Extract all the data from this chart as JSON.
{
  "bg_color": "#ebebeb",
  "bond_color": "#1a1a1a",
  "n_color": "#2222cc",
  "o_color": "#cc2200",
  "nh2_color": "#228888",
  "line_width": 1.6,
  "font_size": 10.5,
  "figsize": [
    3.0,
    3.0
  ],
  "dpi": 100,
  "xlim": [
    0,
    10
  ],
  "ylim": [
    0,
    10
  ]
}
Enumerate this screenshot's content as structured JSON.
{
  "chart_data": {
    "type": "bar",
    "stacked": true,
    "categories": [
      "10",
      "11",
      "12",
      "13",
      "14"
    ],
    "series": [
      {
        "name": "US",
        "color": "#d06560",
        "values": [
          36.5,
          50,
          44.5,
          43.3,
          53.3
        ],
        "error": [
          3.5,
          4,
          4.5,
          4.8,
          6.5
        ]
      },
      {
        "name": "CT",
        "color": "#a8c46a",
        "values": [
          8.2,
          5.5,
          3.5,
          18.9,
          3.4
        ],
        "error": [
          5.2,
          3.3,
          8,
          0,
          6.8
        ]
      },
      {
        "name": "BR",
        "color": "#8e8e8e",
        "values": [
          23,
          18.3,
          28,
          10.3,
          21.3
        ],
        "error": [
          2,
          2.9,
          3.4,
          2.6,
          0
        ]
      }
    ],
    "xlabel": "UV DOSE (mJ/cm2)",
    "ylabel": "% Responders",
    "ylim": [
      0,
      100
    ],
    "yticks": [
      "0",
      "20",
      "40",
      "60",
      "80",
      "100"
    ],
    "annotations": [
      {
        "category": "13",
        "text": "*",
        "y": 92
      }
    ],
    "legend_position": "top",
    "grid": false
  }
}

## Exercise requirements
Copy out each line exactly.

## Output for this exercise
Extract all the data from this chart as JSON.
{
  "bg_color": "#ebebeb",
  "bond_color": "#1a1a1a",
  "n_color": "#2222cc",
  "o_color": "#cc2200",
  "nh2_color": "#228888",
  "line_width": 1.6,
  "font_size": 10.5,
  "figsize": [
    3.0,
    3.0
  ],
  "dpi": 100,
  "xlim": [
    0,
    10
  ],
  "ylim": [
    0,
    10
  ]
}
Enumerate this screenshot's content as structured JSON.
{
  "chart_data": {
    "type": "bar",
    "stacked": true,
    "categories": [
      "10",
      "11",
      "12",
      "13",
      "14"
    ],
    "series": [
      {
        "name": "US",
        "color": "#d06560",
        "values": [
          36.5,
          50,
          44.5,
          43.3,
          53.3
        ],
        "error": [
          3.5,
          4,
          4.5,
          4.8,
          6.5
        ]
      },
      {
        "name": "CT",
        "color": "#a8c46a",
        "values": [
          8.2,
          5.5,
          3.5,
          18.9,
          3.4
        ],
        "error": [
          5.2,
          3.3,
          8,
          0,
          6.8
        ]
      },
      {
        "name": "BR",
        "color": "#8e8e8e",
        "values": [
          23,
          18.3,
          28,
          10.3,
          21.3
        ],
        "error": [
          2,
          2.9,
          3.4,
          2.6,
          0
        ]
      }
    ],
    "xlabel": "UV DOSE (mJ/cm2)",
    "ylabel": "% Responders",
    "ylim": [
      0,
      100
    ],
    "yticks": [
      "0",
      "20",
      "40",
      "60",
      "80",
      "100"
    ],
    "annotations": [
      {
        "category": "13",
        "text": "*",
        "y": 92
      }
    ],
    "legend_position": "top",
    "grid": false
  }
}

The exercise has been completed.